*Instructions for the task*. Below are the records; pull every line that includes "JSON".

↓

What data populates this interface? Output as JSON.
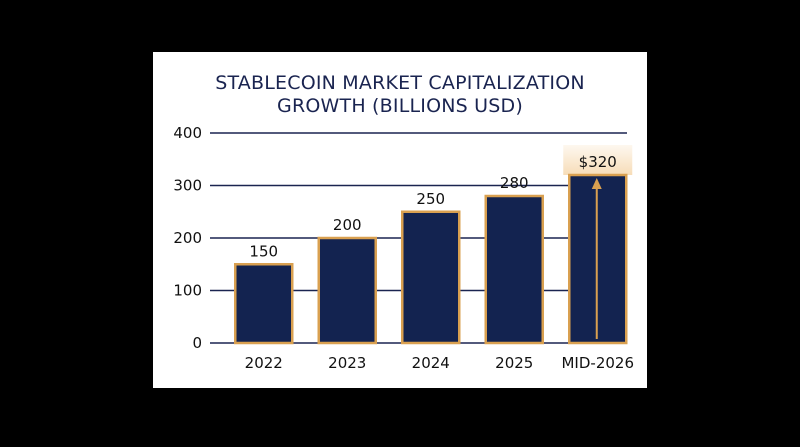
{
  "chart_data": {
    "type": "bar",
    "title_lines": [
      "STABLECOIN MARKET CAPITALIZATION",
      "GROWTH (BILLIONS USD)"
    ],
    "categories": [
      "2022",
      "2023",
      "2024",
      "2025",
      "MID-2026"
    ],
    "values": [
      150,
      200,
      250,
      280,
      320
    ],
    "data_labels": [
      "150",
      "200",
      "250",
      "280",
      "$320"
    ],
    "yticks": [
      "0",
      "100",
      "200",
      "300",
      "400"
    ],
    "ylim": [
      0,
      400
    ],
    "grid": true,
    "highlight_index": 4,
    "colors": {
      "bar_fill": "#132350",
      "bar_border": "#d9a050",
      "highlight_glow": "#f6d9b0",
      "gridline": "#1a2450",
      "title": "#1a2450",
      "arrow": "#d9a050"
    }
  }
}
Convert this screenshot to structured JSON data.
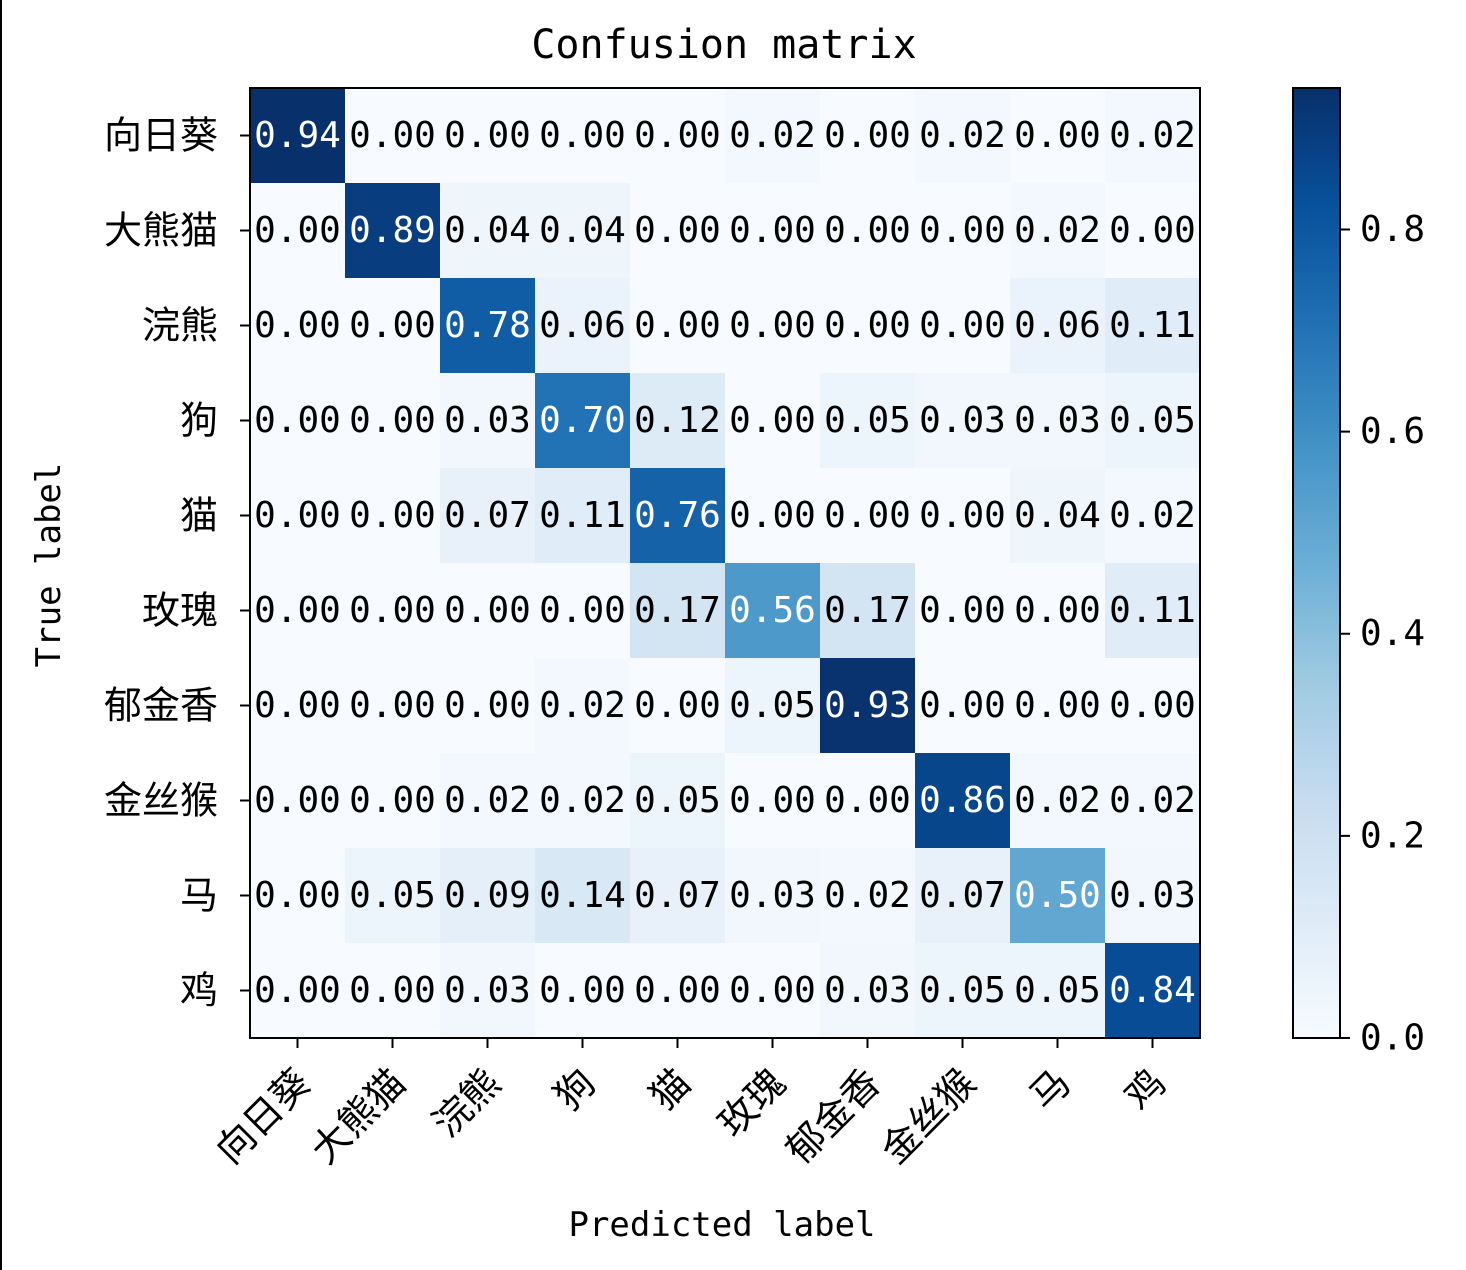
{
  "chart_data": {
    "type": "heatmap",
    "title": "Confusion matrix",
    "xlabel": "Predicted label",
    "ylabel": "True label",
    "categories": [
      "向日葵",
      "大熊猫",
      "浣熊",
      "狗",
      "猫",
      "玫瑰",
      "郁金香",
      "金丝猴",
      "马",
      "鸡"
    ],
    "matrix": [
      [
        0.94,
        0.0,
        0.0,
        0.0,
        0.0,
        0.02,
        0.0,
        0.02,
        0.0,
        0.02
      ],
      [
        0.0,
        0.89,
        0.04,
        0.04,
        0.0,
        0.0,
        0.0,
        0.0,
        0.02,
        0.0
      ],
      [
        0.0,
        0.0,
        0.78,
        0.06,
        0.0,
        0.0,
        0.0,
        0.0,
        0.06,
        0.11
      ],
      [
        0.0,
        0.0,
        0.03,
        0.7,
        0.12,
        0.0,
        0.05,
        0.03,
        0.03,
        0.05
      ],
      [
        0.0,
        0.0,
        0.07,
        0.11,
        0.76,
        0.0,
        0.0,
        0.0,
        0.04,
        0.02
      ],
      [
        0.0,
        0.0,
        0.0,
        0.0,
        0.17,
        0.56,
        0.17,
        0.0,
        0.0,
        0.11
      ],
      [
        0.0,
        0.0,
        0.0,
        0.02,
        0.0,
        0.05,
        0.93,
        0.0,
        0.0,
        0.0
      ],
      [
        0.0,
        0.0,
        0.02,
        0.02,
        0.05,
        0.0,
        0.0,
        0.86,
        0.02,
        0.02
      ],
      [
        0.0,
        0.05,
        0.09,
        0.14,
        0.07,
        0.03,
        0.02,
        0.07,
        0.5,
        0.03
      ],
      [
        0.0,
        0.0,
        0.03,
        0.0,
        0.0,
        0.0,
        0.03,
        0.05,
        0.05,
        0.84
      ]
    ],
    "colormap": "Blues",
    "color_range": [
      0.0,
      0.94
    ],
    "colorbar_ticks": [
      "0.0",
      "0.2",
      "0.4",
      "0.6",
      "0.8"
    ],
    "colorbar_tick_values": [
      0.0,
      0.2,
      0.4,
      0.6,
      0.8
    ],
    "text_color_threshold": 0.47,
    "grid": false
  }
}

↑

*Worked solution*.
What data populates this interface? Output as JSON.
Convert this screenshot to structured JSON data.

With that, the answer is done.